TASK GOAL> Your task is to repeat all of the data exactly while excluding the pictures.

THE RECORDS>
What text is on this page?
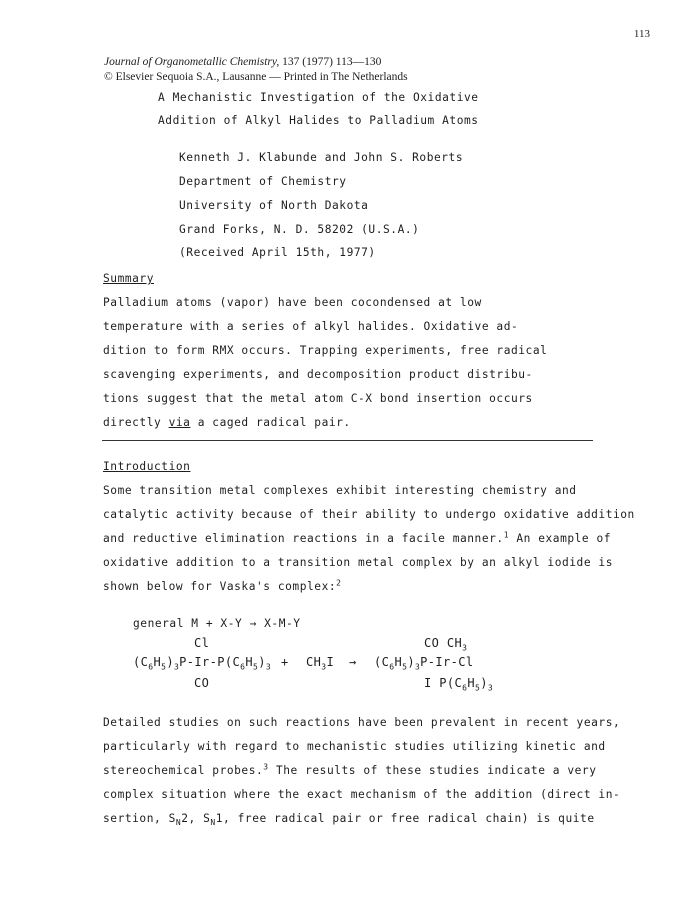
113
Journal of Organometallic Chemistry, 137 (1977) 113—130
© Elsevier Sequoia S.A., Lausanne — Printed in The Netherlands
A Mechanistic Investigation of the Oxidative
Addition of Alkyl Halides to Palladium Atoms
Kenneth J. Klabunde and John S. Roberts
Department of Chemistry
University of North Dakota
Grand Forks, N. D. 58202 (U.S.A.)
(Received April 15th, 1977)
Summary
Palladium atoms (vapor) have been cocondensed at low
temperature with a series of alkyl halides. Oxidative ad-
dition to form RMX occurs. Trapping experiments, free radical
scavenging experiments, and decomposition product distribu-
tions suggest that the metal atom C-X bond insertion occurs
directly via a caged radical pair.
Introduction
Some transition metal complexes exhibit interesting chemistry and
catalytic activity because of their ability to undergo oxidative addition
and reductive elimination reactions in a facile manner.$^1$ An example of
oxidative addition to a transition metal complex by an alkyl iodide is
shown below for Vaska's complex:$^2$
general M + X-Y → X-M-Y
Cl
$(C_6H_5)_3P-Ir-P(C_6H_5)_3$
CO
+ $CH_3I$ →
CO $CH_3$
$(C_6H_5)_3P-Ir-Cl$
I $P(C_6H_5)_3$
Detailed studies on such reactions have been prevalent in recent years,
particularly with regard to mechanistic studies utilizing kinetic and
stereochemical probes.$^3$ The results of these studies indicate a very
complex situation where the exact mechanism of the addition (direct in-
sertion, $S_N2$, $S_N1$, free radical pair or free radical chain) is quite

WRITTEN SOLUTION>
What text is on this page?
113
Journal of Organometallic Chemistry, 137 (1977) 113—130
© Elsevier Sequoia S.A., Lausanne — Printed in The Netherlands
A Mechanistic Investigation of the Oxidative
Addition of Alkyl Halides to Palladium Atoms
Kenneth J. Klabunde and John S. Roberts
Department of Chemistry
University of North Dakota
Grand Forks, N. D. 58202 (U.S.A.)
(Received April 15th, 1977)
Summary
Palladium atoms (vapor) have been cocondensed at low
temperature with a series of alkyl halides. Oxidative ad-
dition to form RMX occurs. Trapping experiments, free radical
scavenging experiments, and decomposition product distribu-
tions suggest that the metal atom C-X bond insertion occurs
directly via a caged radical pair.
Introduction
Some transition metal complexes exhibit interesting chemistry and
catalytic activity because of their ability to undergo oxidative addition
and reductive elimination reactions in a facile manner.$^1$ An example of
oxidative addition to a transition metal complex by an alkyl iodide is
shown below for Vaska's complex:$^2$
general M + X-Y → X-M-Y
Cl
$(C_6H_5)_3P-Ir-P(C_6H_5)_3$
CO
+ $CH_3I$ →
CO $CH_3$
$(C_6H_5)_3P-Ir-Cl$
I $P(C_6H_5)_3$
Detailed studies on such reactions have been prevalent in recent years,
particularly with regard to mechanistic studies utilizing kinetic and
stereochemical probes.$^3$ The results of these studies indicate a very
complex situation where the exact mechanism of the addition (direct in-
sertion, $S_N2$, $S_N1$, free radical pair or free radical chain) is quite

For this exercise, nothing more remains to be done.